━━ Document excerpt ━━
A remarkably perceptive letter to The Independent on Sunday on 7th July 1991 from Patricia Coleman, Director of Birmingham Central Library, declared “Reading is no longer something to which all aspire; people boast of having no time to read books. I think society gets the librarians and libraries it deserves”. Quite right, so we have to demolish serious culture that revolves around High Art and mass media, society’s oppressive values, and the whole dehumanising work ethic. (Image by Clifford Harper)


Perhaps publishers could be encouraged to deposit, say 100 copies of every book title they produce with main libraries throughout the country (maybe staggered for small press publishers, though they may wish to donate more in return for other support). Publishers already deposit 6 copies to national libraries. But the problem is a barbarian, materialist society that is rapidly going nowhere. Libraries do reflect the society they are part of and their demise is a subtle act of war on the proletariat.
━━━
━━ Collected material ━━
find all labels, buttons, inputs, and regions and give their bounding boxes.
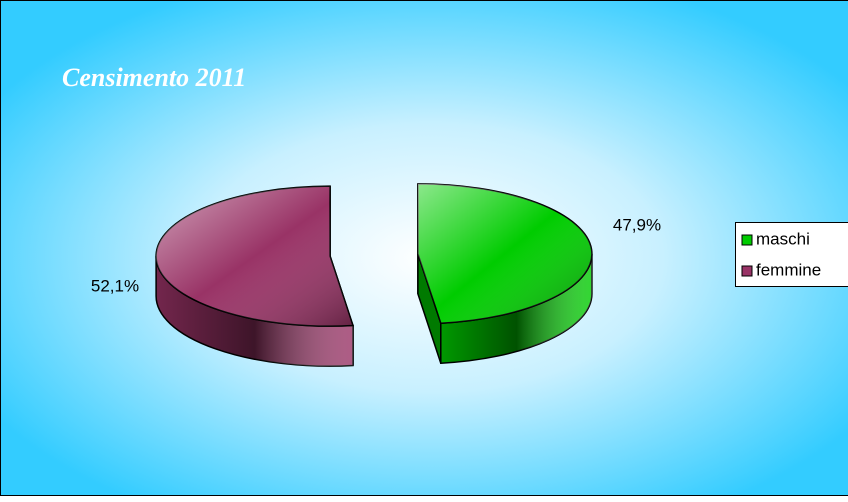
━━━
According to the letter quoted at the start of the library excerpt, why does society get the librarians and libraries it deserves? Answer in one to three sentences.

• Expected output: According to the letter, reading is no longer something everyone aspires to. People even boast that they have no time to read books.